AIM OF THE TASK:
Only lines with the word "avatar" are needed; collect each of them from the listing below.

################

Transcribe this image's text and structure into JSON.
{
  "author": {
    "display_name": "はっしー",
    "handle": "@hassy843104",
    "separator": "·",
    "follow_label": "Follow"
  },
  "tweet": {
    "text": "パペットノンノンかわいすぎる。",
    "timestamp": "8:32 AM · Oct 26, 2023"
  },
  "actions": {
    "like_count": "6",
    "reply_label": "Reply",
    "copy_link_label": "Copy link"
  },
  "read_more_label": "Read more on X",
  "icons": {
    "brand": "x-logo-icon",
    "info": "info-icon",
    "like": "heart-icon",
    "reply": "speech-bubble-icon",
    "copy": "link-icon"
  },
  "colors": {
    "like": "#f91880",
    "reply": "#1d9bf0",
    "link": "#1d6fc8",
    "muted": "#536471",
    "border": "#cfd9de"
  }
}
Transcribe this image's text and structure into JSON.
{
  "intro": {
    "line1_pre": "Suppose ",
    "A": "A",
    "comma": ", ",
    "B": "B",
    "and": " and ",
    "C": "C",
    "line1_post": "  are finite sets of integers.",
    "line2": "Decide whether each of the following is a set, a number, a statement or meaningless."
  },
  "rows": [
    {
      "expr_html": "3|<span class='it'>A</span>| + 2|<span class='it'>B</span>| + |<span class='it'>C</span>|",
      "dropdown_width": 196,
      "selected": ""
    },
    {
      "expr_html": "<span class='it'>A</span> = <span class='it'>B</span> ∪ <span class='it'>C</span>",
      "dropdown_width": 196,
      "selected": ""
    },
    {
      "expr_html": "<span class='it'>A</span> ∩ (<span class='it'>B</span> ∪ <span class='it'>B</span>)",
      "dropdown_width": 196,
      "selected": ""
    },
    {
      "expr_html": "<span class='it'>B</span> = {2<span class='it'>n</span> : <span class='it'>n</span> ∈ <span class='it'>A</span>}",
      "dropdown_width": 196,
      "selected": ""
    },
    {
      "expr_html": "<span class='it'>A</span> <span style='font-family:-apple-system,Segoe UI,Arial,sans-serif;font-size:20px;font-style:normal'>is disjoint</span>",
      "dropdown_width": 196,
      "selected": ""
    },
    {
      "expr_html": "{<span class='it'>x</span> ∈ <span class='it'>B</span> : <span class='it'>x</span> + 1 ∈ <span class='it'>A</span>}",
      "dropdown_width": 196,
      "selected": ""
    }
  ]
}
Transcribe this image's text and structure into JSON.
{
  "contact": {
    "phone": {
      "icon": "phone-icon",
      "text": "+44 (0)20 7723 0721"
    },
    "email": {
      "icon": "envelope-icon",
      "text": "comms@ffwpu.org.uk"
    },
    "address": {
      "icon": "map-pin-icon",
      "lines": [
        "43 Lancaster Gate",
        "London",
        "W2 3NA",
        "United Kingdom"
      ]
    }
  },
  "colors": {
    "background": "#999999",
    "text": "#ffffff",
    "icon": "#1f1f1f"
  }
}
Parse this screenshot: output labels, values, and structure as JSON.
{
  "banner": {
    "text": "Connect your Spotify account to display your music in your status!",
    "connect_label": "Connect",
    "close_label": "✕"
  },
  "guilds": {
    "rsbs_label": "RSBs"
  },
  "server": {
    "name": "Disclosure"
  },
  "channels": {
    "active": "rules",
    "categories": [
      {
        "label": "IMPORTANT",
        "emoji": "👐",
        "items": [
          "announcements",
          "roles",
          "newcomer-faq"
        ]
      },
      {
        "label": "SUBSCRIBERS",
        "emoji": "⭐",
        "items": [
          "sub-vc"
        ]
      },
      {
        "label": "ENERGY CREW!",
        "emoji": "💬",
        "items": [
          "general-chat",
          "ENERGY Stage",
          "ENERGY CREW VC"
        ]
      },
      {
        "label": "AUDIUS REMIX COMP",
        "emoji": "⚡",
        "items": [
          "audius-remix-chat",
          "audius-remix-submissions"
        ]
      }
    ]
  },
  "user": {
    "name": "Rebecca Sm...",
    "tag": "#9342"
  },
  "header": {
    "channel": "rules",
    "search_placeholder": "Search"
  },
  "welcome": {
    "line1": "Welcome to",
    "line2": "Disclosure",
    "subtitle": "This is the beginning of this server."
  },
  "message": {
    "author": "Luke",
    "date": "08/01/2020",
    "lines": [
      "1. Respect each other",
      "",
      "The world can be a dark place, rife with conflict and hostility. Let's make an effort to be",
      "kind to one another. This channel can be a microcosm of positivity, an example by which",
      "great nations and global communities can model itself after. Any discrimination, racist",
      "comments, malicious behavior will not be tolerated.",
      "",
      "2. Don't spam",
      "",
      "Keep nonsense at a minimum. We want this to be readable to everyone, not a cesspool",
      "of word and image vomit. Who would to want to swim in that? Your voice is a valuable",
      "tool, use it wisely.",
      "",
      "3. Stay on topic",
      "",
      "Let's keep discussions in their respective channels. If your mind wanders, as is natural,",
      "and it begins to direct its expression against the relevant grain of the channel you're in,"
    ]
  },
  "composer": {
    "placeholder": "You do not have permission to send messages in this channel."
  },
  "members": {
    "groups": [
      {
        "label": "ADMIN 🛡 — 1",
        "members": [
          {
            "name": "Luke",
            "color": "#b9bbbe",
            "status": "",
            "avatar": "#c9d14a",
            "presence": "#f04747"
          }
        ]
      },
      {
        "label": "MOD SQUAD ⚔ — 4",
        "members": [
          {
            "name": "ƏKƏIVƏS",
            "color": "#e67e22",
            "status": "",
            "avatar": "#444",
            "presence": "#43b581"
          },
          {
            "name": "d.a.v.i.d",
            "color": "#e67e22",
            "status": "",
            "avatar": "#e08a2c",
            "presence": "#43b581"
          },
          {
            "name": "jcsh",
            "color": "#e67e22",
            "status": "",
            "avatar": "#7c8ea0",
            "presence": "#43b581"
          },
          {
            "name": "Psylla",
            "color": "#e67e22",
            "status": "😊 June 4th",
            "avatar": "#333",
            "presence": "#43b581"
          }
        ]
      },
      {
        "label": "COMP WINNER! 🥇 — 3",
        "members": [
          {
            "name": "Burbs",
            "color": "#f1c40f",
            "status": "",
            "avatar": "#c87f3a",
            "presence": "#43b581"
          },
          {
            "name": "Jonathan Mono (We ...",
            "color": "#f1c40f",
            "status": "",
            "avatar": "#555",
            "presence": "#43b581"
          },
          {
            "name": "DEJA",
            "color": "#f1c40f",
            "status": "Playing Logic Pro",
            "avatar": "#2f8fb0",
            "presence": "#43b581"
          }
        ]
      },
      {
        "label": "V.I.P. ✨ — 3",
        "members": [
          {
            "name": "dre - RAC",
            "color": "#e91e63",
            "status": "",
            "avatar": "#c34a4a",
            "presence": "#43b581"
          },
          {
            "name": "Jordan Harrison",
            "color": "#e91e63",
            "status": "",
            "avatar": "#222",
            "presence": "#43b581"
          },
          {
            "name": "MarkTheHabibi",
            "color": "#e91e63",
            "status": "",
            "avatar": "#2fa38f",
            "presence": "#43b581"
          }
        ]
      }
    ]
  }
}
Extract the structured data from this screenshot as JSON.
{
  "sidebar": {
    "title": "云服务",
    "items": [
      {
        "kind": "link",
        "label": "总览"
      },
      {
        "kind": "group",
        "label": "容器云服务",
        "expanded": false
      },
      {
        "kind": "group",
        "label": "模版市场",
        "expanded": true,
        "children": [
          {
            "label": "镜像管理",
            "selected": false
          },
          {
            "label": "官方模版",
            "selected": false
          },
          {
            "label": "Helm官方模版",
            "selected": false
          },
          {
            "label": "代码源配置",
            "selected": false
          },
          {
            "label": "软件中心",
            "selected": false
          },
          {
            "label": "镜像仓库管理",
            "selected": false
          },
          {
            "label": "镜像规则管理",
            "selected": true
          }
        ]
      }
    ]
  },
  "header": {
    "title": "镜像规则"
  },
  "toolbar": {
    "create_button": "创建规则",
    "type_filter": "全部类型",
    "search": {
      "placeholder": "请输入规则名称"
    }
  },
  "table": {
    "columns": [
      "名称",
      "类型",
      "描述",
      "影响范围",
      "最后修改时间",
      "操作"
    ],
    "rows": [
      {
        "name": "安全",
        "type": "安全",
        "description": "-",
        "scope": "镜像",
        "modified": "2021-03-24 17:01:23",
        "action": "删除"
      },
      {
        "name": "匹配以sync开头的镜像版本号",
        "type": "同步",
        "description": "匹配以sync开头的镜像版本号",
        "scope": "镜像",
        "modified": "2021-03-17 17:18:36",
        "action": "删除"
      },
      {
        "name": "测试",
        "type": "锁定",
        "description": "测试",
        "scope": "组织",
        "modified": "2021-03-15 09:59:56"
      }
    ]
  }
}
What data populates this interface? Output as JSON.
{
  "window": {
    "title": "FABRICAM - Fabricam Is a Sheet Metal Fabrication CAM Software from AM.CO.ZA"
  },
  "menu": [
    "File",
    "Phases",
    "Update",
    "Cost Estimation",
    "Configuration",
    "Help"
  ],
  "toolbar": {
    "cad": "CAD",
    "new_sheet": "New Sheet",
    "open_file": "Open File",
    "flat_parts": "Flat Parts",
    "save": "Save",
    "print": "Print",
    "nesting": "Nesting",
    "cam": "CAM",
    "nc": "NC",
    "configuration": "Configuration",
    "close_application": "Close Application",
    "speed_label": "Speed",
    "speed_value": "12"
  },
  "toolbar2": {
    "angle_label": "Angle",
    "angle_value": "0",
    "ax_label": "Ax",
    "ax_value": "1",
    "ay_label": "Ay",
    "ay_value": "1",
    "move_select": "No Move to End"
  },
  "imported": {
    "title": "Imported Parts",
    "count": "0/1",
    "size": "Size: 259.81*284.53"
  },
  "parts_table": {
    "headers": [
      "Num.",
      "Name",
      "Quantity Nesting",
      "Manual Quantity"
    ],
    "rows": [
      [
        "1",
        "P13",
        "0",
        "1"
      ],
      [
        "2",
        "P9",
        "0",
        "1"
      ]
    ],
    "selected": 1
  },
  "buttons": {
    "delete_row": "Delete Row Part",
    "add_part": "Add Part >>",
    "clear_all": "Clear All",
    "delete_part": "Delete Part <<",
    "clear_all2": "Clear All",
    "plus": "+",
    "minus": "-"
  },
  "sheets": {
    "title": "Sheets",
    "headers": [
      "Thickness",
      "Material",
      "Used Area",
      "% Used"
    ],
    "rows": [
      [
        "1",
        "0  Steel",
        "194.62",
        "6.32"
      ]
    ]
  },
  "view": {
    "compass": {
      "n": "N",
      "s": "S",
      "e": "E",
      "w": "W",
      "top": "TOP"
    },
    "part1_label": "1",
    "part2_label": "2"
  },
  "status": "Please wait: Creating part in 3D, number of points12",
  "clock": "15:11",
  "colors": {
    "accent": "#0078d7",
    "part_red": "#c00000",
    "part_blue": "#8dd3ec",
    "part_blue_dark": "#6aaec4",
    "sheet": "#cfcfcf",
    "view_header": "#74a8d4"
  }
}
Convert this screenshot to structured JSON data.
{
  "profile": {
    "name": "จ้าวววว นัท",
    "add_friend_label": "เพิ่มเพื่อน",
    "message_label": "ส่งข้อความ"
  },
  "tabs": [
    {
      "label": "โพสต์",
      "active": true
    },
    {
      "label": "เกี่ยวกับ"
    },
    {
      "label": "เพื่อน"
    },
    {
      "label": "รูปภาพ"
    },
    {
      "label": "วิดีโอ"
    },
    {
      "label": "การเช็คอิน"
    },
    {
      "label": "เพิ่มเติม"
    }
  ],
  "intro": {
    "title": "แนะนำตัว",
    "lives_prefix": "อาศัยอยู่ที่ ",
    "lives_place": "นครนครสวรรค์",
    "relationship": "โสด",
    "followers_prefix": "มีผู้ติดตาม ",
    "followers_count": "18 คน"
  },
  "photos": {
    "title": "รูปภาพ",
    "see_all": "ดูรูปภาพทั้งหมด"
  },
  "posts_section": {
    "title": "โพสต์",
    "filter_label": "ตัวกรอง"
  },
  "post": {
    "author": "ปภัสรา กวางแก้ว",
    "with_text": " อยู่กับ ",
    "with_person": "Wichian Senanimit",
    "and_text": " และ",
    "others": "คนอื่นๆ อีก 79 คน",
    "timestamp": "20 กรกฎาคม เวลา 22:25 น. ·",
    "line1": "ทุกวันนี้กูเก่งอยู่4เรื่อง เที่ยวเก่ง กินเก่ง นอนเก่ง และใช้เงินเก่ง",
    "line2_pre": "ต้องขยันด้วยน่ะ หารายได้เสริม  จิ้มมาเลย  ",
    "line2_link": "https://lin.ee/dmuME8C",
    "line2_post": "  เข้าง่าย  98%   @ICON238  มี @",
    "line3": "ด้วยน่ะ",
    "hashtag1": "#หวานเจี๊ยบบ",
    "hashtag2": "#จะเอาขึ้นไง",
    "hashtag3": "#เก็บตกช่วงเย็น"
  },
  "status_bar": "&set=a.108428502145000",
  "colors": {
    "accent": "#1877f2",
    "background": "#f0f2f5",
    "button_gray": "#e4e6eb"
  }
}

################

WRITTEN RESPONSE:
            "avatar": "#c9d14a",
            "avatar": "#444",
            "avatar": "#e08a2c",
            "avatar": "#7c8ea0",
            "avatar": "#333",
            "avatar": "#c87f3a",
            "avatar": "#555",
            "avatar": "#2f8fb0",
            "avatar": "#c34a4a",
            "avatar": "#222",
            "avatar": "#2fa38f",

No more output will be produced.